[START OF Records provided]
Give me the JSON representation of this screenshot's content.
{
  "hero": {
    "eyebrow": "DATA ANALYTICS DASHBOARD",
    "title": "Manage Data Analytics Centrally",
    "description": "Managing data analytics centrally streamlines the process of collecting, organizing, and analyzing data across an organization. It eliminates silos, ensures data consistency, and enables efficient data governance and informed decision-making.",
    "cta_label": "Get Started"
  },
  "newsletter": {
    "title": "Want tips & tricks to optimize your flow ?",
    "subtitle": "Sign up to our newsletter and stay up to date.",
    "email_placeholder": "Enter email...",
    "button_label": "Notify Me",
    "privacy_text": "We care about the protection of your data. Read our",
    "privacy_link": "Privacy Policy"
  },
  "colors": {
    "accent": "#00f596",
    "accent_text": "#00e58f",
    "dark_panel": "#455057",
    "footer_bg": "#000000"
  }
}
[END OF Records provided]
*Problem requirements*
From the records above, extract every entry exactly as given.

*Answer for the task*
Give me the JSON representation of this screenshot's content.
{
  "hero": {
    "eyebrow": "DATA ANALYTICS DASHBOARD",
    "title": "Manage Data Analytics Centrally",
    "description": "Managing data analytics centrally streamlines the process of collecting, organizing, and analyzing data across an organization. It eliminates silos, ensures data consistency, and enables efficient data governance and informed decision-making.",
    "cta_label": "Get Started"
  },
  "newsletter": {
    "title": "Want tips & tricks to optimize your flow ?",
    "subtitle": "Sign up to our newsletter and stay up to date.",
    "email_placeholder": "Enter email...",
    "button_label": "Notify Me",
    "privacy_text": "We care about the protection of your data. Read our",
    "privacy_link": "Privacy Policy"
  },
  "colors": {
    "accent": "#00f596",
    "accent_text": "#00e58f",
    "dark_panel": "#455057",
    "footer_bg": "#000000"
  }
}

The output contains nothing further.